RECORDS FOR PROCESSING:
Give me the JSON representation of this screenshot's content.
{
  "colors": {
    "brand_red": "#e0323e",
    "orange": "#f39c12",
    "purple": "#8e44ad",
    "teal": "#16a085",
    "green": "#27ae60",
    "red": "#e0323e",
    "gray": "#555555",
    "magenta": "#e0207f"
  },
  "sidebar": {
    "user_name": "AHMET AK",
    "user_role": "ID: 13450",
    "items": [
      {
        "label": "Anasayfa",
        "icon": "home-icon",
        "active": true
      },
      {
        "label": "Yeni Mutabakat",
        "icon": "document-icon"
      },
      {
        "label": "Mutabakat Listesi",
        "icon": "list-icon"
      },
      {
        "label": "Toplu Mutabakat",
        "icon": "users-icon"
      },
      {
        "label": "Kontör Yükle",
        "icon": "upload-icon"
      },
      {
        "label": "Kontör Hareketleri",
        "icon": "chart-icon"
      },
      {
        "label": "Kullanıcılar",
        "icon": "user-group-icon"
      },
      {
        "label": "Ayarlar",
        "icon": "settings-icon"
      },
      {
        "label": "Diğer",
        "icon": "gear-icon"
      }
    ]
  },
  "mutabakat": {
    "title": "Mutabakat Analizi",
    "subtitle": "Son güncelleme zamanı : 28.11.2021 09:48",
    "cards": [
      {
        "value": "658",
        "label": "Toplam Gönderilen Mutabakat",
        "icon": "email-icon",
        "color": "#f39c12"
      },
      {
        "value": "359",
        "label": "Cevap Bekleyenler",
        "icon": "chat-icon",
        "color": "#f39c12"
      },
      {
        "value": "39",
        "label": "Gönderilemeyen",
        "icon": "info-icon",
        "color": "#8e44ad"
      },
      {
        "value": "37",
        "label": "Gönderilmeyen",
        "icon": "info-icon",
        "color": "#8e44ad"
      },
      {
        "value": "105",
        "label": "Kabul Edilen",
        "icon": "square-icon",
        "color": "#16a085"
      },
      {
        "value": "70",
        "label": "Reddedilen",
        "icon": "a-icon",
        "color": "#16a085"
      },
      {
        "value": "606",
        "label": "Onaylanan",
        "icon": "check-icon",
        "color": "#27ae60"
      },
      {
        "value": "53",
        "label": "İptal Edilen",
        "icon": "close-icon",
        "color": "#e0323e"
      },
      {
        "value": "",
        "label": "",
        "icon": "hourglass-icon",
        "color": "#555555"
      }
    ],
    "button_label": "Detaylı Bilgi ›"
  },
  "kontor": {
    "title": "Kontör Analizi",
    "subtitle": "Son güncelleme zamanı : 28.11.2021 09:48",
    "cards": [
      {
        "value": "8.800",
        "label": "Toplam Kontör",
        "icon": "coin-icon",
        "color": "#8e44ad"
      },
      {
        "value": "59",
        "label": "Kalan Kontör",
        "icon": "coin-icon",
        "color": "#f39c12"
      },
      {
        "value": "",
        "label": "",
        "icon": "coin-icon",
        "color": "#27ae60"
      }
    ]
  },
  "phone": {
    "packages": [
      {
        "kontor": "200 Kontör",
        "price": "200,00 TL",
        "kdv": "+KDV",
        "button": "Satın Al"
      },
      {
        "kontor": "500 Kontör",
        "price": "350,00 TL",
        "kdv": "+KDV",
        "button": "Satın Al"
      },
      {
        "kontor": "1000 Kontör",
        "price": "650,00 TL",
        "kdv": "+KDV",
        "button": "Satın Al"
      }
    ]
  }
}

THE TASK: Write out the data again, exactly and in full.

COMPLETED EXERCISE:
Give me the JSON representation of this screenshot's content.
{
  "colors": {
    "brand_red": "#e0323e",
    "orange": "#f39c12",
    "purple": "#8e44ad",
    "teal": "#16a085",
    "green": "#27ae60",
    "red": "#e0323e",
    "gray": "#555555",
    "magenta": "#e0207f"
  },
  "sidebar": {
    "user_name": "AHMET AK",
    "user_role": "ID: 13450",
    "items": [
      {
        "label": "Anasayfa",
        "icon": "home-icon",
        "active": true
      },
      {
        "label": "Yeni Mutabakat",
        "icon": "document-icon"
      },
      {
        "label": "Mutabakat Listesi",
        "icon": "list-icon"
      },
      {
        "label": "Toplu Mutabakat",
        "icon": "users-icon"
      },
      {
        "label": "Kontör Yükle",
        "icon": "upload-icon"
      },
      {
        "label": "Kontör Hareketleri",
        "icon": "chart-icon"
      },
      {
        "label": "Kullanıcılar",
        "icon": "user-group-icon"
      },
      {
        "label": "Ayarlar",
        "icon": "settings-icon"
      },
      {
        "label": "Diğer",
        "icon": "gear-icon"
      }
    ]
  },
  "mutabakat": {
    "title": "Mutabakat Analizi",
    "subtitle": "Son güncelleme zamanı : 28.11.2021 09:48",
    "cards": [
      {
        "value": "658",
        "label": "Toplam Gönderilen Mutabakat",
        "icon": "email-icon",
        "color": "#f39c12"
      },
      {
        "value": "359",
        "label": "Cevap Bekleyenler",
        "icon": "chat-icon",
        "color": "#f39c12"
      },
      {
        "value": "39",
        "label": "Gönderilemeyen",
        "icon": "info-icon",
        "color": "#8e44ad"
      },
      {
        "value": "37",
        "label": "Gönderilmeyen",
        "icon": "info-icon",
        "color": "#8e44ad"
      },
      {
        "value": "105",
        "label": "Kabul Edilen",
        "icon": "square-icon",
        "color": "#16a085"
      },
      {
        "value": "70",
        "label": "Reddedilen",
        "icon": "a-icon",
        "color": "#16a085"
      },
      {
        "value": "606",
        "label": "Onaylanan",
        "icon": "check-icon",
        "color": "#27ae60"
      },
      {
        "value": "53",
        "label": "İptal Edilen",
        "icon": "close-icon",
        "color": "#e0323e"
      },
      {
        "value": "",
        "label": "",
        "icon": "hourglass-icon",
        "color": "#555555"
      }
    ],
    "button_label": "Detaylı Bilgi ›"
  },
  "kontor": {
    "title": "Kontör Analizi",
    "subtitle": "Son güncelleme zamanı : 28.11.2021 09:48",
    "cards": [
      {
        "value": "8.800",
        "label": "Toplam Kontör",
        "icon": "coin-icon",
        "color": "#8e44ad"
      },
      {
        "value": "59",
        "label": "Kalan Kontör",
        "icon": "coin-icon",
        "color": "#f39c12"
      },
      {
        "value": "",
        "label": "",
        "icon": "coin-icon",
        "color": "#27ae60"
      }
    ]
  },
  "phone": {
    "packages": [
      {
        "kontor": "200 Kontör",
        "price": "200,00 TL",
        "kdv": "+KDV",
        "button": "Satın Al"
      },
      {
        "kontor": "500 Kontör",
        "price": "350,00 TL",
        "kdv": "+KDV",
        "button": "Satın Al"
      },
      {
        "kontor": "1000 Kontör",
        "price": "650,00 TL",
        "kdv": "+KDV",
        "button": "Satın Al"
      }
    ]
  }
}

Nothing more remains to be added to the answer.